§ **Stated problem**
Write out the entire listing below exactly as it appears, minus any pictures.

------

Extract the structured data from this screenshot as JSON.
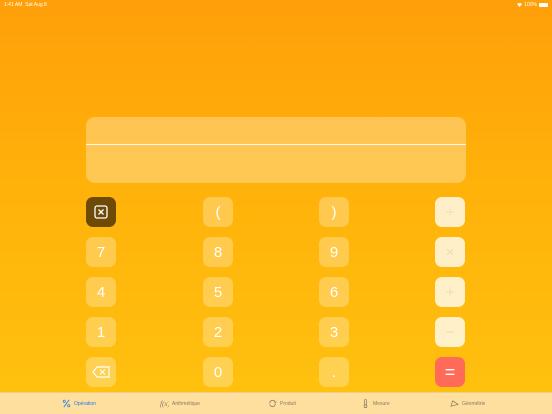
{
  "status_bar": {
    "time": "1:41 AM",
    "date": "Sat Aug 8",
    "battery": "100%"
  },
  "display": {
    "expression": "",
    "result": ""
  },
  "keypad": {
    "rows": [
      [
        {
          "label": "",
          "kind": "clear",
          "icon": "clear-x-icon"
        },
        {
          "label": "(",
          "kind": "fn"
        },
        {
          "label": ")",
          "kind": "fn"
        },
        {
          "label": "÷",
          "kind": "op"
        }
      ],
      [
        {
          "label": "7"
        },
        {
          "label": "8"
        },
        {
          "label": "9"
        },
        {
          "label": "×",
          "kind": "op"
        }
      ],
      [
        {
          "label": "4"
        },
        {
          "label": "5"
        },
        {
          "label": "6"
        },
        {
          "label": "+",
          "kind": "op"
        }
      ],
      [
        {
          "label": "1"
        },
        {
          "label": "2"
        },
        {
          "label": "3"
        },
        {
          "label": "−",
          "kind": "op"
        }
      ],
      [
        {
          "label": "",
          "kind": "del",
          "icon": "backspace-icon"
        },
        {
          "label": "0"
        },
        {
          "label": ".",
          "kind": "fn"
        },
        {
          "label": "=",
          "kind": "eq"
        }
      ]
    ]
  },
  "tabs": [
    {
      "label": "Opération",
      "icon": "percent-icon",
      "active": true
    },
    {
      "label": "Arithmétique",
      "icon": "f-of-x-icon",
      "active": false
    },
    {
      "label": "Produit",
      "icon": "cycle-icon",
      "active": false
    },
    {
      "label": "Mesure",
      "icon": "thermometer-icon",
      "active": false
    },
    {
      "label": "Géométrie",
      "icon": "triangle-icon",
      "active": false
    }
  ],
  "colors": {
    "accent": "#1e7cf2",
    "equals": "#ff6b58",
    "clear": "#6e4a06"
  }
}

------

§ **Result**
Extract the structured data from this screenshot as JSON.
{
  "status_bar": {
    "time": "1:41 AM",
    "date": "Sat Aug 8",
    "battery": "100%"
  },
  "display": {
    "expression": "",
    "result": ""
  },
  "keypad": {
    "rows": [
      [
        {
          "label": "",
          "kind": "clear",
          "icon": "clear-x-icon"
        },
        {
          "label": "(",
          "kind": "fn"
        },
        {
          "label": ")",
          "kind": "fn"
        },
        {
          "label": "÷",
          "kind": "op"
        }
      ],
      [
        {
          "label": "7"
        },
        {
          "label": "8"
        },
        {
          "label": "9"
        },
        {
          "label": "×",
          "kind": "op"
        }
      ],
      [
        {
          "label": "4"
        },
        {
          "label": "5"
        },
        {
          "label": "6"
        },
        {
          "label": "+",
          "kind": "op"
        }
      ],
      [
        {
          "label": "1"
        },
        {
          "label": "2"
        },
        {
          "label": "3"
        },
        {
          "label": "−",
          "kind": "op"
        }
      ],
      [
        {
          "label": "",
          "kind": "del",
          "icon": "backspace-icon"
        },
        {
          "label": "0"
        },
        {
          "label": ".",
          "kind": "fn"
        },
        {
          "label": "=",
          "kind": "eq"
        }
      ]
    ]
  },
  "tabs": [
    {
      "label": "Opération",
      "icon": "percent-icon",
      "active": true
    },
    {
      "label": "Arithmétique",
      "icon": "f-of-x-icon",
      "active": false
    },
    {
      "label": "Produit",
      "icon": "cycle-icon",
      "active": false
    },
    {
      "label": "Mesure",
      "icon": "thermometer-icon",
      "active": false
    },
    {
      "label": "Géométrie",
      "icon": "triangle-icon",
      "active": false
    }
  ],
  "colors": {
    "accent": "#1e7cf2",
    "equals": "#ff6b58",
    "clear": "#6e4a06"
  }
}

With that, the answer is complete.